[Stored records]

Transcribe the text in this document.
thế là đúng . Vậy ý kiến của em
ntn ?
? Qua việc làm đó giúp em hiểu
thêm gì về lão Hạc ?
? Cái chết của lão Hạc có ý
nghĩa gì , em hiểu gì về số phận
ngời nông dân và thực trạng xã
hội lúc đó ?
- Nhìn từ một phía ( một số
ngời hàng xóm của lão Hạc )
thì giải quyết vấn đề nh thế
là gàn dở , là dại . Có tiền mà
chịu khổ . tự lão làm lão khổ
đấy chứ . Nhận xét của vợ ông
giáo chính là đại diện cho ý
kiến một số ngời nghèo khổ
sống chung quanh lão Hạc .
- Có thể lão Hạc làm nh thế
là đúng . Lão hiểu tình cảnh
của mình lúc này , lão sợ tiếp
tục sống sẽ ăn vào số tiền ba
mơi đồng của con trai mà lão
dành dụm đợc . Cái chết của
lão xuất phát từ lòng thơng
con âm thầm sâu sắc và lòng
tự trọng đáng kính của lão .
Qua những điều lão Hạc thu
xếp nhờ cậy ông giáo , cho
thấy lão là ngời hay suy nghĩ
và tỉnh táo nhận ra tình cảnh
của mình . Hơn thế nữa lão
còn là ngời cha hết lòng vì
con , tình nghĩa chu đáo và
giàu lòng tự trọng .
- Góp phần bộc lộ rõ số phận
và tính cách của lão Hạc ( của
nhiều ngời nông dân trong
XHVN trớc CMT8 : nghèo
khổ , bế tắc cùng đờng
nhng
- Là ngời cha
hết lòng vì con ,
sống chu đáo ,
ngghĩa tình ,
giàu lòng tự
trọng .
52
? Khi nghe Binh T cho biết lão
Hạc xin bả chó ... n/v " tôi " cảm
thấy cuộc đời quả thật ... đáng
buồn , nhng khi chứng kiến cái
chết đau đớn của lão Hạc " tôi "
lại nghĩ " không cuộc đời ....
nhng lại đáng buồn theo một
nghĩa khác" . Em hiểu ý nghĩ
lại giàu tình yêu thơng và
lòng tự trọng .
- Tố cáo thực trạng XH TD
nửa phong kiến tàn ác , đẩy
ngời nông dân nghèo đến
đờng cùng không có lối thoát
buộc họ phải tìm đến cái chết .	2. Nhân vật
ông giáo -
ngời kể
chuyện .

* **JOB**: Copy out the full listing exactly.

* **PROBLEM SOLUTION**:
Transcribe the text in this document.
thế là đúng . Vậy ý kiến của em
ntn ?
? Qua việc làm đó giúp em hiểu
thêm gì về lão Hạc ?
? Cái chết của lão Hạc có ý
nghĩa gì , em hiểu gì về số phận
ngời nông dân và thực trạng xã
hội lúc đó ?
- Nhìn từ một phía ( một số
ngời hàng xóm của lão Hạc )
thì giải quyết vấn đề nh thế
là gàn dở , là dại . Có tiền mà
chịu khổ . tự lão làm lão khổ
đấy chứ . Nhận xét của vợ ông
giáo chính là đại diện cho ý
kiến một số ngời nghèo khổ
sống chung quanh lão Hạc .
- Có thể lão Hạc làm nh thế
là đúng . Lão hiểu tình cảnh
của mình lúc này , lão sợ tiếp
tục sống sẽ ăn vào số tiền ba
mơi đồng của con trai mà lão
dành dụm đợc . Cái chết của
lão xuất phát từ lòng thơng
con âm thầm sâu sắc và lòng
tự trọng đáng kính của lão .
Qua những điều lão Hạc thu
xếp nhờ cậy ông giáo , cho
thấy lão là ngời hay suy nghĩ
và tỉnh táo nhận ra tình cảnh
của mình . Hơn thế nữa lão
còn là ngời cha hết lòng vì
con , tình nghĩa chu đáo và
giàu lòng tự trọng .
- Góp phần bộc lộ rõ số phận
và tính cách của lão Hạc ( của
nhiều ngời nông dân trong
XHVN trớc CMT8 : nghèo
khổ , bế tắc cùng đờng
nhng
- Là ngời cha
hết lòng vì con ,
sống chu đáo ,
ngghĩa tình ,
giàu lòng tự
trọng .
52
? Khi nghe Binh T cho biết lão
Hạc xin bả chó ... n/v " tôi " cảm
thấy cuộc đời quả thật ... đáng
buồn , nhng khi chứng kiến cái
chết đau đớn của lão Hạc " tôi "
lại nghĩ " không cuộc đời ....
nhng lại đáng buồn theo một
nghĩa khác" . Em hiểu ý nghĩ
lại giàu tình yêu thơng và
lòng tự trọng .
- Tố cáo thực trạng XH TD
nửa phong kiến tàn ác , đẩy
ngời nông dân nghèo đến
đờng cùng không có lối thoát
buộc họ phải tìm đến cái chết .	2. Nhân vật
ông giáo -
ngời kể
chuyện .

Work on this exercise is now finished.